* start *
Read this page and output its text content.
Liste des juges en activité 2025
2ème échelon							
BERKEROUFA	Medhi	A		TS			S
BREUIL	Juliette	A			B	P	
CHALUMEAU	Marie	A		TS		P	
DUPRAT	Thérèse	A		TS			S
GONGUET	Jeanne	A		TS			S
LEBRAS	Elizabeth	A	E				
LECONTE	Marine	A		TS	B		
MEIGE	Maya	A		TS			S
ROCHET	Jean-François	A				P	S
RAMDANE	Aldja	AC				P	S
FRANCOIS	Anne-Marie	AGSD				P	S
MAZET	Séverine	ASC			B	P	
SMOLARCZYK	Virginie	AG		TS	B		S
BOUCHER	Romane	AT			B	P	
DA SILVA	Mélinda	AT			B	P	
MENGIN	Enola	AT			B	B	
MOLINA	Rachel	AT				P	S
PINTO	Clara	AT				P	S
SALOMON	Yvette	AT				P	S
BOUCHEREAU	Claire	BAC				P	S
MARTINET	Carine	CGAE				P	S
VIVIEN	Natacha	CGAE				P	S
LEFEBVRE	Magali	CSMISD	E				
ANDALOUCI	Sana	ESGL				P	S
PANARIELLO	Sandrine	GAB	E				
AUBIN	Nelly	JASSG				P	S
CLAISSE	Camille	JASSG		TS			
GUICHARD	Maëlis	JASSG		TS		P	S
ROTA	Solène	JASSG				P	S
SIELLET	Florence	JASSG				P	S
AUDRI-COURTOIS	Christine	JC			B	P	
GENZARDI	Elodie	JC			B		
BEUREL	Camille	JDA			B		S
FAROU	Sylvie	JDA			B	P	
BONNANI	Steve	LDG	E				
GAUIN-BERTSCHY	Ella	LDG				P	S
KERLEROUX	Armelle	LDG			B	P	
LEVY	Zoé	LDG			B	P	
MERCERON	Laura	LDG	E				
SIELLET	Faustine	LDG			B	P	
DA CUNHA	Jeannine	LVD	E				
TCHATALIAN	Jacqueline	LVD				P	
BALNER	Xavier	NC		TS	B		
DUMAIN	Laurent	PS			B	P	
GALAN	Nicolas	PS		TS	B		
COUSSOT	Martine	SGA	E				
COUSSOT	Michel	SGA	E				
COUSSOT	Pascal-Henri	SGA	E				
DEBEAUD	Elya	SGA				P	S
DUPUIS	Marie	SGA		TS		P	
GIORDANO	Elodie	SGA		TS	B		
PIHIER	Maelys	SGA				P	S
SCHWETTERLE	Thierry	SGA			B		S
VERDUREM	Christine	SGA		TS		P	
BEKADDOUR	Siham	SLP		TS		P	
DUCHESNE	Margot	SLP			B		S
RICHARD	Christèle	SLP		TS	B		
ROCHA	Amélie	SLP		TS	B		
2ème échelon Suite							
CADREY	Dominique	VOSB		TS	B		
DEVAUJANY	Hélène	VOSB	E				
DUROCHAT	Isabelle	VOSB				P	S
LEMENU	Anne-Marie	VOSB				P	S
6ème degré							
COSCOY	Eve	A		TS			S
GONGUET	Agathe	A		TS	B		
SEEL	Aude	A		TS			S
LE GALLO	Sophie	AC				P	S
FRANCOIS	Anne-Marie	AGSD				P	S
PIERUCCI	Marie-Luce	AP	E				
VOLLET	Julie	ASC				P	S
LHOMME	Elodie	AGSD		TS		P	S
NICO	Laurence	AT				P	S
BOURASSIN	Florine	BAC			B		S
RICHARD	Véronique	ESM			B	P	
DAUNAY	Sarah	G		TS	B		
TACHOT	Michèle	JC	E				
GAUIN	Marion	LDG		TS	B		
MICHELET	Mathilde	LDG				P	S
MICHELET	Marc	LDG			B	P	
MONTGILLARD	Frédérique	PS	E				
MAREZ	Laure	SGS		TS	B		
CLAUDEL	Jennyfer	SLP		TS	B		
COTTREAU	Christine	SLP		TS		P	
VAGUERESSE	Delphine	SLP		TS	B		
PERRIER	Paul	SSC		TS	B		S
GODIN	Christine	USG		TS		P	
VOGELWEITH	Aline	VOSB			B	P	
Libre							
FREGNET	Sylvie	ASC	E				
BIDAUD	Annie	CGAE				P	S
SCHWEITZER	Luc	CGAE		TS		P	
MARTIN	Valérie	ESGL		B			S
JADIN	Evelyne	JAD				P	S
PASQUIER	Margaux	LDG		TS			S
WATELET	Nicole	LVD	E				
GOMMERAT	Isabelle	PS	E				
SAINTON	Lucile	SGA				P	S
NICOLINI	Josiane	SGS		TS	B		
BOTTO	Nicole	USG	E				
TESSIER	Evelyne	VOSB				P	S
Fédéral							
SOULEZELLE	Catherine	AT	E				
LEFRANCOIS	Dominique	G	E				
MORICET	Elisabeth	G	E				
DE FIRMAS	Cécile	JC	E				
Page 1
* end *
* start *
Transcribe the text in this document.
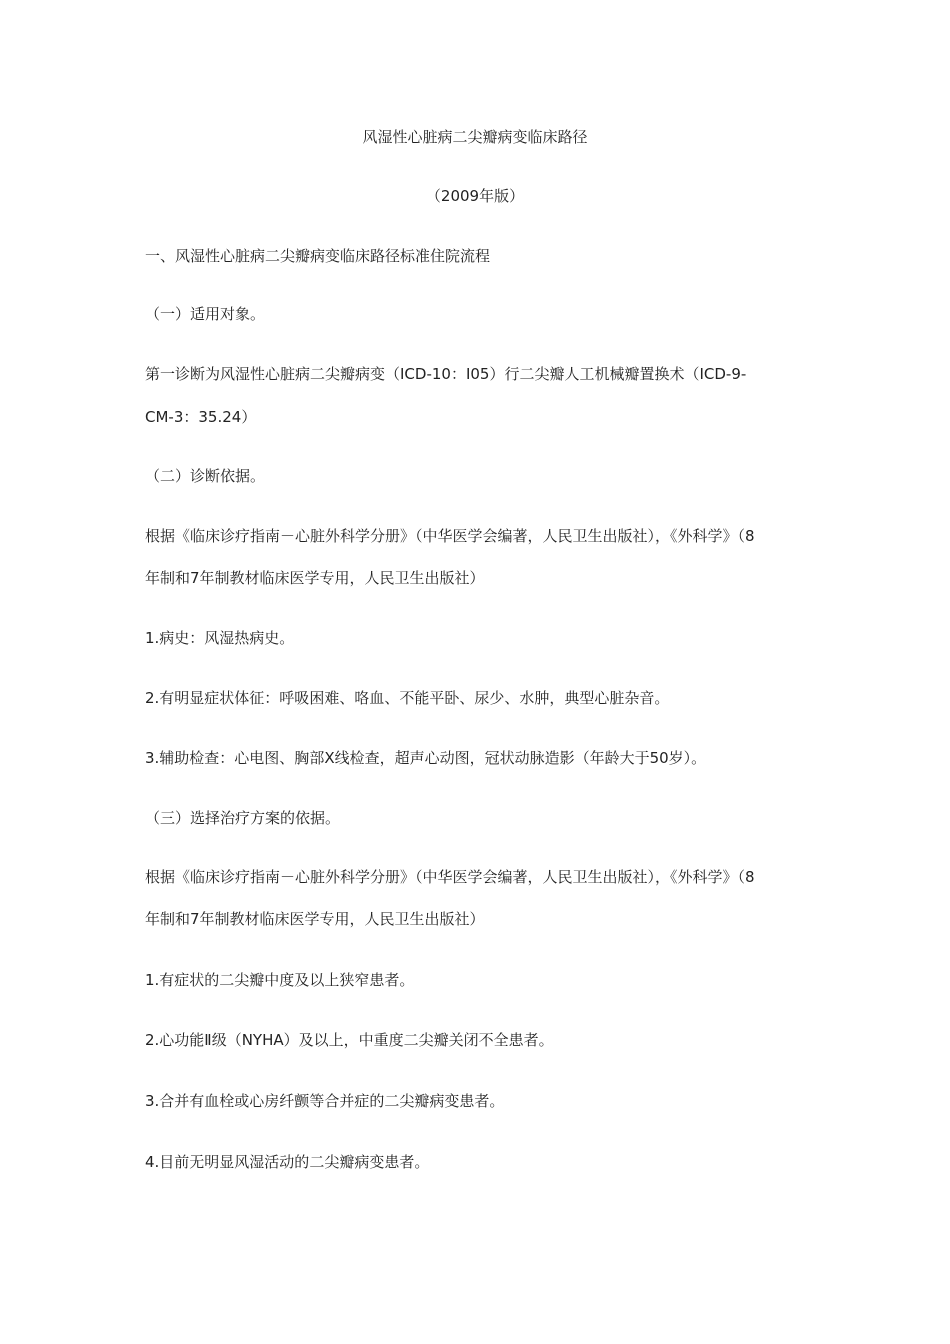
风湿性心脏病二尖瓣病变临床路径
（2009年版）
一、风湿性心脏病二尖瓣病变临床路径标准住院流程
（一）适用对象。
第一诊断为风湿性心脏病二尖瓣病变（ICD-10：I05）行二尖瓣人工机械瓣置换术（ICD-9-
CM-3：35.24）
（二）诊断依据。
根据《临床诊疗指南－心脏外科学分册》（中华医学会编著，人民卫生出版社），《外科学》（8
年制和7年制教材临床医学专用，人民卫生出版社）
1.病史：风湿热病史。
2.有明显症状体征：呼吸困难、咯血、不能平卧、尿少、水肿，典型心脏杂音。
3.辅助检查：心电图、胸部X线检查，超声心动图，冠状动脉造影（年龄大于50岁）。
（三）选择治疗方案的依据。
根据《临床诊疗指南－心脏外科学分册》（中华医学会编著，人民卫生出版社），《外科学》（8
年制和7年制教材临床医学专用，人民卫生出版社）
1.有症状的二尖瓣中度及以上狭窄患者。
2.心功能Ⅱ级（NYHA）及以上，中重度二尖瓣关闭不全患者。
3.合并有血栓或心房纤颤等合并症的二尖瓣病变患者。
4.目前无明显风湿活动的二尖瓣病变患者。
* end *
## YOUR GOAL
Find every line in the records above that holds the word "MICHELET", and copy each one.

## RESPONSE TO THIS TASK
MICHELET	Mathilde	LDG				P	S
MICHELET	Marc	LDG			B	P	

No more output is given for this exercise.